## [What is required]
Copy out every record precisely.

[Records contained in a dataset]

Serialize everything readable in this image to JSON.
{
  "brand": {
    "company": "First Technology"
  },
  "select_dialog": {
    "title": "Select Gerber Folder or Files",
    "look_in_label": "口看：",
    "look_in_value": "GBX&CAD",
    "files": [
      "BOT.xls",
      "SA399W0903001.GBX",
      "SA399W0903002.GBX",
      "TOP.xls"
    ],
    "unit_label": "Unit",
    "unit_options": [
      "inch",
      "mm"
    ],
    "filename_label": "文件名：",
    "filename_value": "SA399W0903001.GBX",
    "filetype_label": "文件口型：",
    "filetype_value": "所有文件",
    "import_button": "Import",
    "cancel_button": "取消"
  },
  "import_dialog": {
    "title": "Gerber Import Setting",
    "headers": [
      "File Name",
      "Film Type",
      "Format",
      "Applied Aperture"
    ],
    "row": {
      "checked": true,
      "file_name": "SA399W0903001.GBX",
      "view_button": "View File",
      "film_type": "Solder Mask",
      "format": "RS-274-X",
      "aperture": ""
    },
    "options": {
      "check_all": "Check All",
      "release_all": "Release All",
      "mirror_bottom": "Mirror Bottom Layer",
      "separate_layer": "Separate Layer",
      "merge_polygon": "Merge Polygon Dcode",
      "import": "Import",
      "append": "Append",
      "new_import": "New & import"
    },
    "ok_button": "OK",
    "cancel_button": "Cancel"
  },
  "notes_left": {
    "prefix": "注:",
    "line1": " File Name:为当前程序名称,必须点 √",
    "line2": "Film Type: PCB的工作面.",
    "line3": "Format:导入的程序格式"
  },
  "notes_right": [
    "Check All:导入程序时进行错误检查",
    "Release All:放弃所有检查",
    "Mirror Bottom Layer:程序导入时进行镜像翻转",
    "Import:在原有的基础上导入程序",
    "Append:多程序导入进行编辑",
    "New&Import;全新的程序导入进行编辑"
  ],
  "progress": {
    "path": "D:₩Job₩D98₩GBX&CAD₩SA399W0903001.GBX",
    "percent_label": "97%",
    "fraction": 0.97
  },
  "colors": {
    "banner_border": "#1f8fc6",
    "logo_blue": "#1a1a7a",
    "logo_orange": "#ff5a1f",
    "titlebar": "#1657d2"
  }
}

## [Correct answer]
Serialize everything readable in this image to JSON.
{
  "brand": {
    "company": "First Technology"
  },
  "select_dialog": {
    "title": "Select Gerber Folder or Files",
    "look_in_label": "口看：",
    "look_in_value": "GBX&CAD",
    "files": [
      "BOT.xls",
      "SA399W0903001.GBX",
      "SA399W0903002.GBX",
      "TOP.xls"
    ],
    "unit_label": "Unit",
    "unit_options": [
      "inch",
      "mm"
    ],
    "filename_label": "文件名：",
    "filename_value": "SA399W0903001.GBX",
    "filetype_label": "文件口型：",
    "filetype_value": "所有文件",
    "import_button": "Import",
    "cancel_button": "取消"
  },
  "import_dialog": {
    "title": "Gerber Import Setting",
    "headers": [
      "File Name",
      "Film Type",
      "Format",
      "Applied Aperture"
    ],
    "row": {
      "checked": true,
      "file_name": "SA399W0903001.GBX",
      "view_button": "View File",
      "film_type": "Solder Mask",
      "format": "RS-274-X",
      "aperture": ""
    },
    "options": {
      "check_all": "Check All",
      "release_all": "Release All",
      "mirror_bottom": "Mirror Bottom Layer",
      "separate_layer": "Separate Layer",
      "merge_polygon": "Merge Polygon Dcode",
      "import": "Import",
      "append": "Append",
      "new_import": "New & import"
    },
    "ok_button": "OK",
    "cancel_button": "Cancel"
  },
  "notes_left": {
    "prefix": "注:",
    "line1": " File Name:为当前程序名称,必须点 √",
    "line2": "Film Type: PCB的工作面.",
    "line3": "Format:导入的程序格式"
  },
  "notes_right": [
    "Check All:导入程序时进行错误检查",
    "Release All:放弃所有检查",
    "Mirror Bottom Layer:程序导入时进行镜像翻转",
    "Import:在原有的基础上导入程序",
    "Append:多程序导入进行编辑",
    "New&Import;全新的程序导入进行编辑"
  ],
  "progress": {
    "path": "D:₩Job₩D98₩GBX&CAD₩SA399W0903001.GBX",
    "percent_label": "97%",
    "fraction": 0.97
  },
  "colors": {
    "banner_border": "#1f8fc6",
    "logo_blue": "#1a1a7a",
    "logo_orange": "#ff5a1f",
    "titlebar": "#1657d2"
  }
}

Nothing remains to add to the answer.